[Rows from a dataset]
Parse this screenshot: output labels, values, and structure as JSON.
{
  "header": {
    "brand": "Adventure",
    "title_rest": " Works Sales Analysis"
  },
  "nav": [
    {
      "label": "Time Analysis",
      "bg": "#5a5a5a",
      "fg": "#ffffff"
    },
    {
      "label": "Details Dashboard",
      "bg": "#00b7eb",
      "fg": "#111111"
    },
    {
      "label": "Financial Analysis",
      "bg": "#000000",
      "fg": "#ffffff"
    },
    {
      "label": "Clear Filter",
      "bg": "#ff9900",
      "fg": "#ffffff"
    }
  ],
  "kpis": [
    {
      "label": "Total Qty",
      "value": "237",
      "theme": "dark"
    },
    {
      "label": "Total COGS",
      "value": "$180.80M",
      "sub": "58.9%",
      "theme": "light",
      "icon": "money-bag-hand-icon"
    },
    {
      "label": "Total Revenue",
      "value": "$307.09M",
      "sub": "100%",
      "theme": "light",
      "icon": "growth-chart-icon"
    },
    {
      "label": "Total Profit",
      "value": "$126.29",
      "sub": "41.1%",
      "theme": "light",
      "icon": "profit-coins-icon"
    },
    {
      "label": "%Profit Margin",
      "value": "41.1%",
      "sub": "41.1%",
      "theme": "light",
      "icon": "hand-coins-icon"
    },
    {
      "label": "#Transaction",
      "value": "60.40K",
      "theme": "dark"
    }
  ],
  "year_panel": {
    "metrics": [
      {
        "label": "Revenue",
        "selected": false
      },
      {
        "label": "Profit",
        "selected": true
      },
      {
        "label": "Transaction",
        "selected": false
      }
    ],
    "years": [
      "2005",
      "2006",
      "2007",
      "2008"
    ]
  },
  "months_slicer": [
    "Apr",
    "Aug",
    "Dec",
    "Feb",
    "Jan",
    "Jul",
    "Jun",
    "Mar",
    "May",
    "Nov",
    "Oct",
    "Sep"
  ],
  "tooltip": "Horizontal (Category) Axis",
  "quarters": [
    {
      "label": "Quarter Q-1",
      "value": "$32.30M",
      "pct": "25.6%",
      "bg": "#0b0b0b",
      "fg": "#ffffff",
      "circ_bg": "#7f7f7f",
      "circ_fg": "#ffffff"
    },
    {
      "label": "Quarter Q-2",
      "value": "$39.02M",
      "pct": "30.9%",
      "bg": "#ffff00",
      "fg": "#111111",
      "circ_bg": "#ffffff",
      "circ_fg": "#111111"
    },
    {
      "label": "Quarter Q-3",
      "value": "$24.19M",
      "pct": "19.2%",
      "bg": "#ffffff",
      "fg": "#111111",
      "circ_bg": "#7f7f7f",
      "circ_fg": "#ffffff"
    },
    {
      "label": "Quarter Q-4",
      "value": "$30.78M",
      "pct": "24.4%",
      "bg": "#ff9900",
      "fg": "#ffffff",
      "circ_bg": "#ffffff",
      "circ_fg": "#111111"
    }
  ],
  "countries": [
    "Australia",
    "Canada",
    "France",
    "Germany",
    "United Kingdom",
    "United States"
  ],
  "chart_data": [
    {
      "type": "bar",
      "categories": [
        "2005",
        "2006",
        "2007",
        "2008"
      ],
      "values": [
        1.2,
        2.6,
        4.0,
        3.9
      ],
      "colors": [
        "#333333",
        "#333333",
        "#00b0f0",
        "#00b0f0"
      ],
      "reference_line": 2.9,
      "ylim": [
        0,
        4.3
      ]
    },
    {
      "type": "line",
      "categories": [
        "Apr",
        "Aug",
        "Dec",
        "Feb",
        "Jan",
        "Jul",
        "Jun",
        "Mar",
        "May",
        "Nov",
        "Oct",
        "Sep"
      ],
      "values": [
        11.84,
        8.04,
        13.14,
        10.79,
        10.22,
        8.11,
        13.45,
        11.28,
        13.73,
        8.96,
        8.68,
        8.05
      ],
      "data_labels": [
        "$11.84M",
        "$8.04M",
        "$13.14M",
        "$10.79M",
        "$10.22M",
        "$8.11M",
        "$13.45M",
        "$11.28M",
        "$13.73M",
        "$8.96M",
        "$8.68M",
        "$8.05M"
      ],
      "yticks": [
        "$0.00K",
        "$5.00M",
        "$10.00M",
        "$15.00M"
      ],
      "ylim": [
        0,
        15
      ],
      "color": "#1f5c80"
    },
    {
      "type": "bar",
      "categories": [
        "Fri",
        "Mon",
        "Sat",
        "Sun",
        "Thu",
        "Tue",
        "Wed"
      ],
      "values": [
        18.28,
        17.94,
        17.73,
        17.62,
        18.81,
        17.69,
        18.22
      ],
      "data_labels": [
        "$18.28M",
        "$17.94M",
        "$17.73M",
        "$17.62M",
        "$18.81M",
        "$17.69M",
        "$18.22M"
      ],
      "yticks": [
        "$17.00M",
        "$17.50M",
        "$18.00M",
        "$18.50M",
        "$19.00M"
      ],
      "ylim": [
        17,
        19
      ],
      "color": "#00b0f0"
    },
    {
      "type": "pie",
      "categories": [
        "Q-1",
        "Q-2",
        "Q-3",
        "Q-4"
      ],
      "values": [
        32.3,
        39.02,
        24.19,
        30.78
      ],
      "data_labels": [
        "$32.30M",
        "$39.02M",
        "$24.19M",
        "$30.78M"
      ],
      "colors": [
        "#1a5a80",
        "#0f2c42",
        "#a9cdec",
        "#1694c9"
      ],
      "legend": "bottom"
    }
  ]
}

■ Problem to work on:
Tally the lines of the records holding the word "icon", then state only the tally.

■ The result:
4